## [EXERCÍCIO ESCRITO A]
Na listagem, altere as linhas que vão do início até a linha que contém "hero-section: ✦ ✦ [0,158,1229,646]", substituindo "hamburger-menu-icon" por "menu-icon" e mantendo todo o resto igual. Apresente somente essas linhas.

## [TEXTO CITADO]

No entanto, em nota o tradutor do artigo alerta que, embora a intenção do autor de jogar com o termo freudiano “estranho/sinistro” seja clara, a palavra creepy abre a possibilidade de distintas interpretações: “apavorante”, “bizarro”, “medonho”, ou ainda, “esquisito”, “insólito”, “esdrúxulo”. Poderíamos, então, transformar o título do artigo de Zizek numa interrogação: When sexuality becomes creepy? Perguntando de outra forma: o que há de creepy na sexualidade nos tempos atuais?

 

A partir do último ensino de Lacan, a noção de foraclusão generalizada remete ao fato de que o humano se constitui a partir do encontro entre o vivo e a linguagem, encontro sempre contingente e traumático, na medida em que a entrada do significante recorta o corpo vivo e o esvazia do gozo, abrindo um furo no simbólico impossível de recobrir ou de significantizar. Todo sujeito, a partir desse furo constituinte, tem que encontrar uma saída para lidar com o real do gozo, com o real pulsional, que é sempre excessivo, que ex-siste e insiste, podendo ser avassalador.

 

Do lado masculino da solução, o significante e a castração fazem barreira ao gozo. A significação fálica e o fantasma circunscrevem os limites do gozar. Desse lado da sexuação, somos todos (homens e mulheres) sujeitos divididos suportados pela fantasia da relação com o objeto. Somos todos aspirantes ao ideal de sapos abraçados à cerveja.

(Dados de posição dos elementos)
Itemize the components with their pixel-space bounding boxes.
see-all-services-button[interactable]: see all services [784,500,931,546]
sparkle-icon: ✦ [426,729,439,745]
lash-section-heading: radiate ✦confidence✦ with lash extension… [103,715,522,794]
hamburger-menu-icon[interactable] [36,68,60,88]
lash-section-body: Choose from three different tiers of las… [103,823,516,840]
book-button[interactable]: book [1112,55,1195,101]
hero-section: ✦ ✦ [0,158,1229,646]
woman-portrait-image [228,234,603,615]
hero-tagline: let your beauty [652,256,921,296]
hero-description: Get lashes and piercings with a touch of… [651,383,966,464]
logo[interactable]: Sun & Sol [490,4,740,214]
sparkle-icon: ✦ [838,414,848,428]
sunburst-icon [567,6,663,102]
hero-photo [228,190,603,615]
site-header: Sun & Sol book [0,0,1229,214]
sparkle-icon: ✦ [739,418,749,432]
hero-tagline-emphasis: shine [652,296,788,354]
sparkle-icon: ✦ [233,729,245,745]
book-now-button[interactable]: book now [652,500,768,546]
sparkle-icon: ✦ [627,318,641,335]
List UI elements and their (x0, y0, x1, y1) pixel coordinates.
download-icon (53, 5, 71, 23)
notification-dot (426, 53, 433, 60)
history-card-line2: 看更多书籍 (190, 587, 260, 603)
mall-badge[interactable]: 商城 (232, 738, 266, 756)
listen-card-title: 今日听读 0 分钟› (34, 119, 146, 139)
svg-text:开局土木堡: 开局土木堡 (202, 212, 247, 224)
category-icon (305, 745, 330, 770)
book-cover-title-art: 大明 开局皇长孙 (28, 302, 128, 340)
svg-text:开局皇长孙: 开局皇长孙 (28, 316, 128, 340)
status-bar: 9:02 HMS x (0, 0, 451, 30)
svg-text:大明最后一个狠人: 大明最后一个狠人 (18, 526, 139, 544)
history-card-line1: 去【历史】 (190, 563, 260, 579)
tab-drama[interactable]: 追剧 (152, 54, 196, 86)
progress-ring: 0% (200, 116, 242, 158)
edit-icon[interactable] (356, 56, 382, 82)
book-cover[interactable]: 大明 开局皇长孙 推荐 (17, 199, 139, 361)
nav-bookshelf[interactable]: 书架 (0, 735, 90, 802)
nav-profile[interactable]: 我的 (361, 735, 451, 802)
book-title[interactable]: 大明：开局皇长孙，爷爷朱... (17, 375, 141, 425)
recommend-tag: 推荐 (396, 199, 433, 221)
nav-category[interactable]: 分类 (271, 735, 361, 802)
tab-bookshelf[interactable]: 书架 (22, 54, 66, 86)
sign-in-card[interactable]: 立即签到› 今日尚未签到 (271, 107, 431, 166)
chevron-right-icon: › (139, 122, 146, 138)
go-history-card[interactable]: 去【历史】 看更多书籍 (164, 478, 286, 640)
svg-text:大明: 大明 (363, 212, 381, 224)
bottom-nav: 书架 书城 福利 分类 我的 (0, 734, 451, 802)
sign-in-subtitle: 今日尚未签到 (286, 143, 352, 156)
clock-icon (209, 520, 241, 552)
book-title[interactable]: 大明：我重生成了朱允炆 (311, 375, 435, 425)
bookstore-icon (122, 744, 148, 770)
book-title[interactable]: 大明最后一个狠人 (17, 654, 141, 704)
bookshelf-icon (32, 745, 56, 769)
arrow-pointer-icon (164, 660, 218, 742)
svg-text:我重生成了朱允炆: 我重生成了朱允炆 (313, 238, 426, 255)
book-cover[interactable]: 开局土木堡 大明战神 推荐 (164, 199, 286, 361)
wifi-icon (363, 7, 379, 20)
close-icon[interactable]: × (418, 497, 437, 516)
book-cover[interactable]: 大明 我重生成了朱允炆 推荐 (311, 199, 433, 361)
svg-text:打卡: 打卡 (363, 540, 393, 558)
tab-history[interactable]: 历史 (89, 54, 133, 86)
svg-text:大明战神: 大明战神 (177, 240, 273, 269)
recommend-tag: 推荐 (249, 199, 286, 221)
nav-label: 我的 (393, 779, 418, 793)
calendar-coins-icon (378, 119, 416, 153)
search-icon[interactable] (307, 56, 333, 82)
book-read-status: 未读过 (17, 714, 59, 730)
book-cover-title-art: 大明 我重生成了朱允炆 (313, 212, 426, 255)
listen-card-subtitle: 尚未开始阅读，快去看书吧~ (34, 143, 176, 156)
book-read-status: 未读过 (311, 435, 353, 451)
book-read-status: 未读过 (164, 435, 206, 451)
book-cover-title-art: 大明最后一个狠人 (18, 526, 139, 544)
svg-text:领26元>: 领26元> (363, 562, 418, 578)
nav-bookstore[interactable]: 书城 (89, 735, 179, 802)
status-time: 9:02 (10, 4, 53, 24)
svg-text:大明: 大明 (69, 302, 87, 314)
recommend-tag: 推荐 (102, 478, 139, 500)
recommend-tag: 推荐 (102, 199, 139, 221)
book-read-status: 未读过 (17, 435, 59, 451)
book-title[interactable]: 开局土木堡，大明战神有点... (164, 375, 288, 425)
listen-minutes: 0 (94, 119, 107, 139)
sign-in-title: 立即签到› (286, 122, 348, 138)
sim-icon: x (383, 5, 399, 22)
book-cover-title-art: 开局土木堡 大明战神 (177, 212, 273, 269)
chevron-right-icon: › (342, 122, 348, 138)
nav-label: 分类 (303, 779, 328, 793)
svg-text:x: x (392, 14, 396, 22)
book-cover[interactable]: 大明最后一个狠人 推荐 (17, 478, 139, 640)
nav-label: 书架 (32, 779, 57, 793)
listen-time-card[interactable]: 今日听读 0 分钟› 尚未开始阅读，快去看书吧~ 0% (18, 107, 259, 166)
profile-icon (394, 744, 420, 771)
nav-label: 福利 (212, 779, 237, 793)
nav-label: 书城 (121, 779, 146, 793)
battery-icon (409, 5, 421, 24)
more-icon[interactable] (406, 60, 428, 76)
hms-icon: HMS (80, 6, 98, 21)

## [EXERCÍCIO ESCRITO B]
Reproduza fielmente o trecho do texto citado que vai de "A partir do último" até "podendo ser avassalador.".

## [RESULTADO CORRETO A]
Itemize the components with their pixel-space bounding boxes.
see-all-services-button[interactable]: see all services [784,500,931,546]
sparkle-icon: ✦ [426,729,439,745]
lash-section-heading: radiate ✦confidence✦ with lash extension… [103,715,522,794]
menu-icon[interactable] [36,68,60,88]
lash-section-body: Choose from three different tiers of las… [103,823,516,840]
book-button[interactable]: book [1112,55,1195,101]
hero-section: ✦ ✦ [0,158,1229,646]

## [RESULTADO CORRETO B]
A partir do último ensino de Lacan, a noção de foraclusão generalizada remete ao fato de que o humano se constitui a partir do encontro entre o vivo e a linguagem, encontro sempre contingente e traumático, na medida em que a entrada do significante recorta o corpo vivo e o esvazia do gozo, abrindo um furo no simbólico impossível de recobrir ou de significantizar. Todo sujeito, a partir desse furo constituinte, tem que encontrar uma saída para lidar com o real do gozo, com o real pulsional, que é sempre excessivo, que ex-siste e insiste, podendo ser avassalador.